## Recorded information
· · ·

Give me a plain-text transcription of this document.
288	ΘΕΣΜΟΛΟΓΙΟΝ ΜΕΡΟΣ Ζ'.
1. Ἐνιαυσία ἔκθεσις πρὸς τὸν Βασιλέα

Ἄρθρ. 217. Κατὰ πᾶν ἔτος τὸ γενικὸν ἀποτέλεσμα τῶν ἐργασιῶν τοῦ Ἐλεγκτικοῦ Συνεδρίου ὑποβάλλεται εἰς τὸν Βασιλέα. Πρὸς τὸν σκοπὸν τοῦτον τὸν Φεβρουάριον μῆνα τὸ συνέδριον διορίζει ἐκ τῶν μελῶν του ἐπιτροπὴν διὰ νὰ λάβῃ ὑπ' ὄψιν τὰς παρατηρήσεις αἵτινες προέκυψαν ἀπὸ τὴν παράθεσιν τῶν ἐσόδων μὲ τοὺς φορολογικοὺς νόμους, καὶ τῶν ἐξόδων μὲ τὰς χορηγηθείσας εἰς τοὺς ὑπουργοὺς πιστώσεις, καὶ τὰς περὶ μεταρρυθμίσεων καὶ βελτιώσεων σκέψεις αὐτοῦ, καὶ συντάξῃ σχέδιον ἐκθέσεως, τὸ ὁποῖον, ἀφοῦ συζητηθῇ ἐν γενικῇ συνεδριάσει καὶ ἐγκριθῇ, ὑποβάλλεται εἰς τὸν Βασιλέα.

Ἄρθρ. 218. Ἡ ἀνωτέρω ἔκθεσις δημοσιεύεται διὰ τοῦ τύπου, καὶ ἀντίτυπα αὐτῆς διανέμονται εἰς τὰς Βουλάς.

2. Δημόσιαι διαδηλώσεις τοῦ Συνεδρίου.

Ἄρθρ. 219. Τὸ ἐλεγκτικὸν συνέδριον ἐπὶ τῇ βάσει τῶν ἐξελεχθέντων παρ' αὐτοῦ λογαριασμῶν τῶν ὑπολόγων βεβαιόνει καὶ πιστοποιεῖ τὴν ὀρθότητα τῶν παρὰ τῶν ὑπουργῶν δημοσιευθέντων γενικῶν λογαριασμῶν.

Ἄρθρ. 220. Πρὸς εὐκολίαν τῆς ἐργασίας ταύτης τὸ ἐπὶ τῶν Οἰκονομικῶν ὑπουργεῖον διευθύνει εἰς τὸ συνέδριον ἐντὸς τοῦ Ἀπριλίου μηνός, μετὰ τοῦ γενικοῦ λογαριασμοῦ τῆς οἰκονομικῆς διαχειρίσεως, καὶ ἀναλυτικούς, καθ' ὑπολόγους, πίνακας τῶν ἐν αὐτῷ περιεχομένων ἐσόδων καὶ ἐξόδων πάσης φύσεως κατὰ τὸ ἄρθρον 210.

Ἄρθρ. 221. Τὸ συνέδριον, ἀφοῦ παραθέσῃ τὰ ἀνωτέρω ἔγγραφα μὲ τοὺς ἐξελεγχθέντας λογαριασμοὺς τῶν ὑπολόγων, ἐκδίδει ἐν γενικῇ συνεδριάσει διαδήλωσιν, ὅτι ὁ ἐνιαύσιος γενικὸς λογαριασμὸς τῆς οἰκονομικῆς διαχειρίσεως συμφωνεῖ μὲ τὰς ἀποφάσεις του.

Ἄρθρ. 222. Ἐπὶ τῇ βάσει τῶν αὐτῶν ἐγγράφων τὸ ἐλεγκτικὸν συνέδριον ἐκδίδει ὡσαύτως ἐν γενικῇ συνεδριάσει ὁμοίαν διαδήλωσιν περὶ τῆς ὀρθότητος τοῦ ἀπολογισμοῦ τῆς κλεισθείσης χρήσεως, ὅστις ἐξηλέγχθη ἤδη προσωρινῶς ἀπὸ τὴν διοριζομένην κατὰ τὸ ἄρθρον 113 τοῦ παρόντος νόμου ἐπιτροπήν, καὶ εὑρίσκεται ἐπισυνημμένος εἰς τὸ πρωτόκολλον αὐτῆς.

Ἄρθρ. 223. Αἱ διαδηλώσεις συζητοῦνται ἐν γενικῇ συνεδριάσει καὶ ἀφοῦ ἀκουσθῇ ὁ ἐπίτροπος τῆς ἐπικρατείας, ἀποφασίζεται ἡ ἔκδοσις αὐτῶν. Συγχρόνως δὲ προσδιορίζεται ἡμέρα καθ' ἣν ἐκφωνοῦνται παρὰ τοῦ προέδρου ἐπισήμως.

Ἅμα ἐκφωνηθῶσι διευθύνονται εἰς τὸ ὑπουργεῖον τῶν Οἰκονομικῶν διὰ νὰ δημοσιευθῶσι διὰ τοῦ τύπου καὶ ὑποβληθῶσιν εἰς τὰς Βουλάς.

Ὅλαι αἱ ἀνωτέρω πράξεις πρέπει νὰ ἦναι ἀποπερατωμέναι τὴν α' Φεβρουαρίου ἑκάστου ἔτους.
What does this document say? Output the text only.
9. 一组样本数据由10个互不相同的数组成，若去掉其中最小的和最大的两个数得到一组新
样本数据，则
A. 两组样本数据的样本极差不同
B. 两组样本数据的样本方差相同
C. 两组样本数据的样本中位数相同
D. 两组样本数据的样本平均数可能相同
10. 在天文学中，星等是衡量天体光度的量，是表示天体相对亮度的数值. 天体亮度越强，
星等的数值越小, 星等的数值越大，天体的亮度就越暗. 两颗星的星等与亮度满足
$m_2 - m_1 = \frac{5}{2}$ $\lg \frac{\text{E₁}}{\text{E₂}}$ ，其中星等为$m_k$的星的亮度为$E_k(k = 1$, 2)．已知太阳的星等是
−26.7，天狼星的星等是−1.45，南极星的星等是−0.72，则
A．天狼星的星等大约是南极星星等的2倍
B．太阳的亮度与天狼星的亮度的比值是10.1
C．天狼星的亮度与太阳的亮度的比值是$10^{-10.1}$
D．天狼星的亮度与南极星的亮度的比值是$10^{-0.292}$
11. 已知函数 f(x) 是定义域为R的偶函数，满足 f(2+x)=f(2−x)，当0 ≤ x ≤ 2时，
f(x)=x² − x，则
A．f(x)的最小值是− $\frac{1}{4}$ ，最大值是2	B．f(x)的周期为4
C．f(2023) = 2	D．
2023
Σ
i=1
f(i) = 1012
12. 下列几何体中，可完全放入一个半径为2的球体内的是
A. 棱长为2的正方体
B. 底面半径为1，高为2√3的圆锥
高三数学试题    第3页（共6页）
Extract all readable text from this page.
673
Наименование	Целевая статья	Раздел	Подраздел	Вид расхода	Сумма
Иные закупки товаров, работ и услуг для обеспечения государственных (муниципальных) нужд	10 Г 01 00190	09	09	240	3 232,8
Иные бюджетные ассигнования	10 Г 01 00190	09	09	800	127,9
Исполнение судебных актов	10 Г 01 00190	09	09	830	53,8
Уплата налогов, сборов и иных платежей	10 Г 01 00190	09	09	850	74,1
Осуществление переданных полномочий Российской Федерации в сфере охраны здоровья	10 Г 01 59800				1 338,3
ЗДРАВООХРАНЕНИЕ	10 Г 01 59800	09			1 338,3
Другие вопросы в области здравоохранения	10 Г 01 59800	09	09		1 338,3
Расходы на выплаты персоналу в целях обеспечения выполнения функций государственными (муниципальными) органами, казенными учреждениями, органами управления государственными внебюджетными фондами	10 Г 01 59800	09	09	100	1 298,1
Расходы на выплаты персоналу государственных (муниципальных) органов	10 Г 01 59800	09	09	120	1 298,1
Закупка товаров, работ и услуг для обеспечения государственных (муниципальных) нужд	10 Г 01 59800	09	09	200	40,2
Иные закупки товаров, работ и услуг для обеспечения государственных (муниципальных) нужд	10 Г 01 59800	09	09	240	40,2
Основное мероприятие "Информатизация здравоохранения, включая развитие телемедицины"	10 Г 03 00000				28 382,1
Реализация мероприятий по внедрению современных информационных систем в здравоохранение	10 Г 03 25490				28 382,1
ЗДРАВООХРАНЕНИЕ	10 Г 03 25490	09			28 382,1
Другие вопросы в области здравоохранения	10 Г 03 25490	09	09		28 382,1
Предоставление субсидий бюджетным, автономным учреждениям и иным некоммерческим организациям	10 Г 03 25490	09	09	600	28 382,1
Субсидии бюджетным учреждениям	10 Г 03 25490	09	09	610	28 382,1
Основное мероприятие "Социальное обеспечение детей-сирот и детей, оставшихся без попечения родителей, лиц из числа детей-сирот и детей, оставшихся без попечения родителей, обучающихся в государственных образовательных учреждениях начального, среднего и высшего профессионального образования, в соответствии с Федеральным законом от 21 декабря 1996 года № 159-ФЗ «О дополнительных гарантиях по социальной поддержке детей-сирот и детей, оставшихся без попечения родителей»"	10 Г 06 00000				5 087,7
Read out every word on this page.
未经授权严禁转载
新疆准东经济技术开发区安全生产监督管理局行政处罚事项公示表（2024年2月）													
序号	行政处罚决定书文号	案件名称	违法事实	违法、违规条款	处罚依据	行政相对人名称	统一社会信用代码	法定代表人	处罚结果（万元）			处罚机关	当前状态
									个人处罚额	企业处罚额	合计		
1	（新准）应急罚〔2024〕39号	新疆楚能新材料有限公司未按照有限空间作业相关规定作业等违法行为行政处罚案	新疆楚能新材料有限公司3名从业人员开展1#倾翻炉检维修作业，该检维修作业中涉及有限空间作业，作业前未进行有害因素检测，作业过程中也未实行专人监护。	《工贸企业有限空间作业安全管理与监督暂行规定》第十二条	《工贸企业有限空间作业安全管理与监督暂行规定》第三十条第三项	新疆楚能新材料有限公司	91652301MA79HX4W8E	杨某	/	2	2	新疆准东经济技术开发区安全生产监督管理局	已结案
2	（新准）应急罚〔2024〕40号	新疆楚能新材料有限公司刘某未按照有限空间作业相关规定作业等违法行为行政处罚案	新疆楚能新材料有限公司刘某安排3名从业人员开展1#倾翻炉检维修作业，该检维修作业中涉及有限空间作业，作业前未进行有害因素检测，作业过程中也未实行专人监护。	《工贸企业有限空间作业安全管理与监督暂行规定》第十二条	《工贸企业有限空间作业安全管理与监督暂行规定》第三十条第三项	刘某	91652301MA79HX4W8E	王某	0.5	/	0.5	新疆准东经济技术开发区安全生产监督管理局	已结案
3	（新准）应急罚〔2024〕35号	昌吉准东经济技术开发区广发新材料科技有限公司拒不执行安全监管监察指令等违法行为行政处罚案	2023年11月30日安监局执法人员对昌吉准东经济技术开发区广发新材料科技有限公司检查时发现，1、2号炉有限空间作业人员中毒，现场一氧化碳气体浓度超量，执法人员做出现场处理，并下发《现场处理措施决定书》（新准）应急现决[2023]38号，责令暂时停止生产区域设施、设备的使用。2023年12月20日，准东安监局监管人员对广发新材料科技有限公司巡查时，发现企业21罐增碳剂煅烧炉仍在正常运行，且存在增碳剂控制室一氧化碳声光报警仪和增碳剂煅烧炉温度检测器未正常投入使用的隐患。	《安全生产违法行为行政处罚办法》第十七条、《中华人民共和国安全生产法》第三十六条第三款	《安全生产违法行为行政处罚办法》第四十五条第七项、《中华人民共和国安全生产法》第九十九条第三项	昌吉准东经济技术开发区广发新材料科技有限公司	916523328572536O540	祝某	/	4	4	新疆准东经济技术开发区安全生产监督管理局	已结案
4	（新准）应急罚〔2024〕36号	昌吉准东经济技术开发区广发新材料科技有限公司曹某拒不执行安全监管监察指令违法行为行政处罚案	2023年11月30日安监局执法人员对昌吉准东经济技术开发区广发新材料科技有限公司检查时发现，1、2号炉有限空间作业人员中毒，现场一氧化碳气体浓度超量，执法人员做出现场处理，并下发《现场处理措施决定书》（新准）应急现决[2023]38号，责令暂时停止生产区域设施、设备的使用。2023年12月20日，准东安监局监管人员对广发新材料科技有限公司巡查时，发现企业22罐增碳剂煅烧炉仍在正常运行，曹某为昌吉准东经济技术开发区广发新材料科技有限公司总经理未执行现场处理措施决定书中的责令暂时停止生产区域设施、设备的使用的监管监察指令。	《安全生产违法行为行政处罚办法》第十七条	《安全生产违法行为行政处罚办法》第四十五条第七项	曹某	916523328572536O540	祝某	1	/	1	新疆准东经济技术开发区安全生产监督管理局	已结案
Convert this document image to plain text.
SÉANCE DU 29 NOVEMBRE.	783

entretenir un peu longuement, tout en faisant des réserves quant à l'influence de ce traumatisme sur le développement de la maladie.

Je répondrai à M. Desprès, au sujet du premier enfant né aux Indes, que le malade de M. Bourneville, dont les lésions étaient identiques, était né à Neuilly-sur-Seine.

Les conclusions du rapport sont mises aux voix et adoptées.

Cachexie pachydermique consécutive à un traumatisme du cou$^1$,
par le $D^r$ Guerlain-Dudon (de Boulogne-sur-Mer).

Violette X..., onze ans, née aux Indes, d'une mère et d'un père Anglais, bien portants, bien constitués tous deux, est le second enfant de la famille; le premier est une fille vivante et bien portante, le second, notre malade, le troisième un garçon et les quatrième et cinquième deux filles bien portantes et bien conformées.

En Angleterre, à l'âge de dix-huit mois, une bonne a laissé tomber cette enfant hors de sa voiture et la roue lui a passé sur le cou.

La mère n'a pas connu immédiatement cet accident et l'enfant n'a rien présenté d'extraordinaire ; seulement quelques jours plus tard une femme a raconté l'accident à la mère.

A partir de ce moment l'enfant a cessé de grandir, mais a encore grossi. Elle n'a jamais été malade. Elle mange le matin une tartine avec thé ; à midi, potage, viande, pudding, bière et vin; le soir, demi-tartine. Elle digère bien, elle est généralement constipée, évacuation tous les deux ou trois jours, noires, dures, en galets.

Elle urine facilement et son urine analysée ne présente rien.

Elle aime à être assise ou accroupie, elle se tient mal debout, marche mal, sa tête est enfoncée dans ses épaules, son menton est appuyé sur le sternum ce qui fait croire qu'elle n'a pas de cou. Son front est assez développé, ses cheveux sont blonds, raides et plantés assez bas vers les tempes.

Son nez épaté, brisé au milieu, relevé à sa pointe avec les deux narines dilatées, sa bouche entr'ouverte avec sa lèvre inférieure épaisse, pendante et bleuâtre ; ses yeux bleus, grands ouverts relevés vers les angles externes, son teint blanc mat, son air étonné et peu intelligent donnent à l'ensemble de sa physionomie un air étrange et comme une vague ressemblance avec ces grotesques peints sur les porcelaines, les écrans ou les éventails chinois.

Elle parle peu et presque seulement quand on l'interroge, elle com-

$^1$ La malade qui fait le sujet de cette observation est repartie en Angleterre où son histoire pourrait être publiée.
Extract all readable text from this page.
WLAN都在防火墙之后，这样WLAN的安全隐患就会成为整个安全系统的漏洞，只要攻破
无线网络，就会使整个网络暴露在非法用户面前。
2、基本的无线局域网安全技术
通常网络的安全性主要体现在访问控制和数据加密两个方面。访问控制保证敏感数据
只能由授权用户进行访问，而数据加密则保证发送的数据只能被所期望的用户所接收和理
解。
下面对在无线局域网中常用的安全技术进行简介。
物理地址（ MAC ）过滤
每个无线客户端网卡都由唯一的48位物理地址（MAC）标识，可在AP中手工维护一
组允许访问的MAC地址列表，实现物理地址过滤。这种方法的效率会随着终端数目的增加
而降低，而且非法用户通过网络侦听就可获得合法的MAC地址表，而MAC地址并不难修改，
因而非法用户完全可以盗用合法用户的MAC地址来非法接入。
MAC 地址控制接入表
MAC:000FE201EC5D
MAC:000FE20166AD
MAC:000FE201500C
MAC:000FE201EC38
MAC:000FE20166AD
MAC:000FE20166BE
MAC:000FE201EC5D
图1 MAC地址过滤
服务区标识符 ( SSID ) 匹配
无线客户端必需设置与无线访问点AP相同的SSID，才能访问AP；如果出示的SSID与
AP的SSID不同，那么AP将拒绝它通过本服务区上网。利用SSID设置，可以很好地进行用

· · ·

## Problem
Select every line where the word "нужд" occurs.

## Response to the task
Иные закупки товаров, работ и услуг для обеспечения государственных (муниципальных) нужд	10 Г 01 00190	09	09	240	3 232,8
Закупка товаров, работ и услуг для обеспечения государственных (муниципальных) нужд	10 Г 01 59800	09	09	200	40,2
Иные закупки товаров, работ и услуг для обеспечения государственных (муниципальных) нужд	10 Г 01 59800	09	09	240	40,2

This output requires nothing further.